= Objective =
Give the number of lines that contain the string "name", and nothing else.

= Extracted material =
=-=-=-=-=
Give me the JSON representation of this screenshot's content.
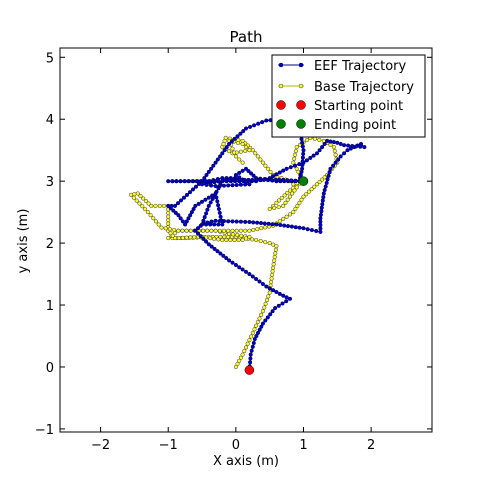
{
  "chart_data": {
    "type": "line",
    "title": "Path",
    "xlabel": "X axis (m)",
    "ylabel": "y axis (m)",
    "xlim": [
      -2.6,
      2.9
    ],
    "ylim": [
      -1.05,
      5.15
    ],
    "x_ticks": [
      "−2",
      "−1",
      "0",
      "1",
      "2"
    ],
    "y_ticks": [
      "−1",
      "0",
      "1",
      "2",
      "3",
      "4",
      "5"
    ],
    "grid": false,
    "legend_position": "top-right",
    "series": [
      {
        "name": "EEF Trajectory",
        "color": "#00008b",
        "marker_face": "#0000cc",
        "points": [
          [
            0.2,
            -0.05
          ],
          [
            0.22,
            0.2
          ],
          [
            0.28,
            0.45
          ],
          [
            0.4,
            0.7
          ],
          [
            0.58,
            0.95
          ],
          [
            0.8,
            1.1
          ],
          [
            0.7,
            1.15
          ],
          [
            0.45,
            1.3
          ],
          [
            0.2,
            1.5
          ],
          [
            -0.1,
            1.72
          ],
          [
            -0.4,
            1.98
          ],
          [
            -0.6,
            2.2
          ],
          [
            -0.48,
            2.32
          ],
          [
            -0.3,
            2.36
          ],
          [
            0.2,
            2.34
          ],
          [
            0.6,
            2.3
          ],
          [
            1.0,
            2.24
          ],
          [
            1.25,
            2.18
          ],
          [
            1.25,
            2.4
          ],
          [
            1.3,
            2.8
          ],
          [
            1.4,
            3.2
          ],
          [
            1.55,
            3.4
          ],
          [
            1.65,
            3.5
          ],
          [
            1.85,
            3.6
          ],
          [
            1.9,
            3.55
          ],
          [
            1.6,
            3.58
          ],
          [
            1.5,
            3.62
          ],
          [
            1.35,
            3.65
          ],
          [
            1.2,
            3.45
          ],
          [
            1.0,
            3.3
          ],
          [
            0.75,
            3.2
          ],
          [
            0.5,
            3.05
          ],
          [
            0.3,
            3.0
          ],
          [
            -0.2,
            3.0
          ],
          [
            -1.0,
            3.0
          ],
          [
            -0.7,
            3.0
          ],
          [
            -0.4,
            3.0
          ],
          [
            -0.2,
            3.05
          ],
          [
            0.05,
            3.05
          ],
          [
            -0.5,
            2.95
          ],
          [
            -0.3,
            2.92
          ],
          [
            0.2,
            2.95
          ],
          [
            0.0,
            3.1
          ],
          [
            0.15,
            3.2
          ],
          [
            0.3,
            3.05
          ],
          [
            0.6,
            3.0
          ],
          [
            1.0,
            3.0
          ],
          [
            0.7,
            3.02
          ],
          [
            0.3,
            3.02
          ],
          [
            -0.1,
            3.02
          ],
          [
            -0.2,
            3.0
          ],
          [
            -0.4,
            2.6
          ],
          [
            -0.5,
            2.3
          ],
          [
            -0.2,
            2.3
          ],
          [
            -0.3,
            2.8
          ],
          [
            -0.6,
            2.6
          ],
          [
            -0.75,
            2.3
          ],
          [
            -0.85,
            2.45
          ],
          [
            -1.0,
            2.6
          ],
          [
            -0.9,
            2.6
          ],
          [
            -0.5,
            3.0
          ],
          [
            -0.3,
            3.3
          ],
          [
            -0.1,
            3.6
          ],
          [
            0.15,
            3.85
          ],
          [
            0.45,
            3.98
          ],
          [
            0.7,
            4.0
          ],
          [
            0.85,
            3.95
          ],
          [
            0.95,
            3.8
          ],
          [
            1.0,
            3.5
          ],
          [
            0.98,
            3.2
          ],
          [
            0.95,
            3.05
          ]
        ]
      },
      {
        "name": "Base Trajectory",
        "color": "#b3b300",
        "marker_face": "#ffff33",
        "points": [
          [
            0.0,
            0.0
          ],
          [
            0.1,
            0.2
          ],
          [
            0.25,
            0.55
          ],
          [
            0.4,
            0.9
          ],
          [
            0.5,
            1.2
          ],
          [
            0.55,
            1.6
          ],
          [
            0.6,
            1.95
          ],
          [
            0.5,
            2.0
          ],
          [
            0.3,
            2.05
          ],
          [
            0.0,
            2.1
          ],
          [
            -0.4,
            2.1
          ],
          [
            -0.75,
            2.08
          ],
          [
            -1.0,
            2.08
          ],
          [
            -0.85,
            2.2
          ],
          [
            -0.55,
            2.2
          ],
          [
            -0.3,
            2.2
          ],
          [
            -0.1,
            2.15
          ],
          [
            0.2,
            2.1
          ],
          [
            0.1,
            2.05
          ],
          [
            -0.2,
            2.05
          ],
          [
            -0.5,
            2.1
          ],
          [
            -0.9,
            2.08
          ],
          [
            -1.0,
            2.2
          ],
          [
            -1.0,
            2.6
          ],
          [
            -1.25,
            2.6
          ],
          [
            -1.45,
            2.8
          ],
          [
            -1.55,
            2.78
          ],
          [
            -1.3,
            2.5
          ],
          [
            -1.1,
            2.25
          ],
          [
            -0.85,
            2.2
          ],
          [
            -0.3,
            2.2
          ],
          [
            0.2,
            2.2
          ],
          [
            0.55,
            2.28
          ],
          [
            0.85,
            2.5
          ],
          [
            1.0,
            2.75
          ],
          [
            1.2,
            2.95
          ],
          [
            1.35,
            3.1
          ],
          [
            1.5,
            3.3
          ],
          [
            1.45,
            3.55
          ],
          [
            1.3,
            3.65
          ],
          [
            1.1,
            3.7
          ],
          [
            0.9,
            3.55
          ],
          [
            0.85,
            3.3
          ],
          [
            1.0,
            3.0
          ],
          [
            0.8,
            2.85
          ],
          [
            0.6,
            2.65
          ],
          [
            0.5,
            2.55
          ],
          [
            0.7,
            2.6
          ],
          [
            0.9,
            2.9
          ],
          [
            0.8,
            3.0
          ],
          [
            0.55,
            3.1
          ],
          [
            0.4,
            3.3
          ],
          [
            0.25,
            3.5
          ],
          [
            0.1,
            3.65
          ],
          [
            -0.15,
            3.7
          ],
          [
            -0.2,
            3.55
          ],
          [
            -0.05,
            3.45
          ],
          [
            0.2,
            3.5
          ],
          [
            0.1,
            3.6
          ],
          [
            -0.1,
            3.65
          ],
          [
            0.0,
            3.4
          ],
          [
            0.1,
            3.3
          ]
        ]
      }
    ],
    "markers": [
      {
        "name": "Starting point",
        "x": 0.2,
        "y": -0.05,
        "color": "#ff0000"
      },
      {
        "name": "Ending point",
        "x": 1.0,
        "y": 3.0,
        "color": "#008000"
      }
    ]
  }
}
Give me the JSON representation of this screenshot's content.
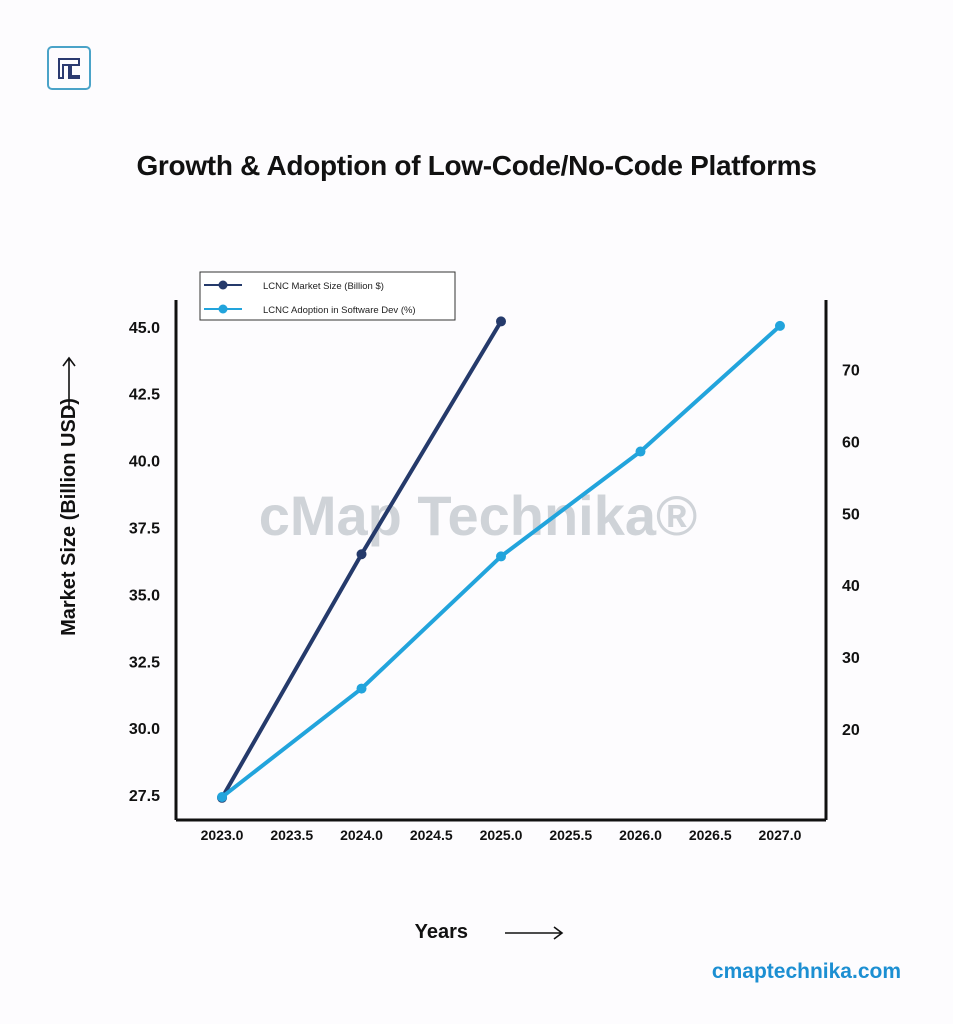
{
  "title": "Growth & Adoption of Low-Code/No-Code Platforms",
  "footer": "cmaptechnika.com",
  "watermark": "cMap Technika®",
  "logo_icon": "t-logo-icon",
  "chart_data": {
    "type": "line",
    "title": "Growth & Adoption of Low-Code/No-Code Platforms",
    "xlabel": "Years",
    "ylabel": "Market Size (Billion USD)",
    "y2label": "",
    "xlim": [
      2022.67,
      2027.33
    ],
    "ylim": [
      26.57,
      46.0
    ],
    "y2lim": [
      7.3,
      79.7
    ],
    "xticks": [
      "2023.0",
      "2023.5",
      "2024.0",
      "2024.5",
      "2025.0",
      "2025.5",
      "2026.0",
      "2026.5",
      "2027.0"
    ],
    "yticks": [
      "27.5",
      "30.0",
      "32.5",
      "35.0",
      "37.5",
      "40.0",
      "42.5",
      "45.0"
    ],
    "y2ticks": [
      "20",
      "30",
      "40",
      "50",
      "60",
      "70"
    ],
    "grid": false,
    "legend_position": "top-left",
    "series": [
      {
        "name": "LCNC Market Size (Billion $)",
        "axis": "left",
        "color": "#253a6b",
        "x": [
          2023,
          2024,
          2025
        ],
        "values": [
          27.4,
          36.5,
          45.2
        ]
      },
      {
        "name": "LCNC Adoption in Software Dev (%)",
        "axis": "right",
        "color": "#22a4dc",
        "x": [
          2023,
          2024,
          2025,
          2026,
          2027
        ],
        "values": [
          10.5,
          25.6,
          44.0,
          58.6,
          76.1
        ]
      }
    ]
  }
}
=-=-=-=-=
= Final result =
6